> Stated problem:
Reproduce all of the records exactly.

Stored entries

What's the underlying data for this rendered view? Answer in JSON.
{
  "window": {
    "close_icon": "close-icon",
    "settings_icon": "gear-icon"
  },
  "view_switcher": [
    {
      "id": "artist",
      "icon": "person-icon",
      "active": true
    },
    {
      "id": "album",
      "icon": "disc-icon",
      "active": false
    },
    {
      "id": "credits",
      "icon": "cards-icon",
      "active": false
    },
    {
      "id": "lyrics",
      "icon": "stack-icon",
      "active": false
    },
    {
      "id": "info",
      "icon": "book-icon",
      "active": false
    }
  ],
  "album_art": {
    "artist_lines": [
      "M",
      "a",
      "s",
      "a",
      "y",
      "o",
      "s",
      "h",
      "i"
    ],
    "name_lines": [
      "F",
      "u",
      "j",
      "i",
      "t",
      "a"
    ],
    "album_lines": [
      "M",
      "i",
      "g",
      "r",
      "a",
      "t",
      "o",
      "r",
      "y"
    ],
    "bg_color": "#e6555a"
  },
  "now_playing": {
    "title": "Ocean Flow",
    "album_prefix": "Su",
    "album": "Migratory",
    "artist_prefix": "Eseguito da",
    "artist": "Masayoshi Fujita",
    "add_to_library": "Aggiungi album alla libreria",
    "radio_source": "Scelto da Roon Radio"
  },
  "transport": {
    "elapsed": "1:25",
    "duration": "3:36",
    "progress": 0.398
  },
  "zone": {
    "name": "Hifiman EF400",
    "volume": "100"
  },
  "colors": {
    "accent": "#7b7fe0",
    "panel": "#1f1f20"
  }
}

> Solution for this exercise:
What's the underlying data for this rendered view? Answer in JSON.
{
  "window": {
    "close_icon": "close-icon",
    "settings_icon": "gear-icon"
  },
  "view_switcher": [
    {
      "id": "artist",
      "icon": "person-icon",
      "active": true
    },
    {
      "id": "album",
      "icon": "disc-icon",
      "active": false
    },
    {
      "id": "credits",
      "icon": "cards-icon",
      "active": false
    },
    {
      "id": "lyrics",
      "icon": "stack-icon",
      "active": false
    },
    {
      "id": "info",
      "icon": "book-icon",
      "active": false
    }
  ],
  "album_art": {
    "artist_lines": [
      "M",
      "a",
      "s",
      "a",
      "y",
      "o",
      "s",
      "h",
      "i"
    ],
    "name_lines": [
      "F",
      "u",
      "j",
      "i",
      "t",
      "a"
    ],
    "album_lines": [
      "M",
      "i",
      "g",
      "r",
      "a",
      "t",
      "o",
      "r",
      "y"
    ],
    "bg_color": "#e6555a"
  },
  "now_playing": {
    "title": "Ocean Flow",
    "album_prefix": "Su",
    "album": "Migratory",
    "artist_prefix": "Eseguito da",
    "artist": "Masayoshi Fujita",
    "add_to_library": "Aggiungi album alla libreria",
    "radio_source": "Scelto da Roon Radio"
  },
  "transport": {
    "elapsed": "1:25",
    "duration": "3:36",
    "progress": 0.398
  },
  "zone": {
    "name": "Hifiman EF400",
    "volume": "100"
  },
  "colors": {
    "accent": "#7b7fe0",
    "panel": "#1f1f20"
  }
}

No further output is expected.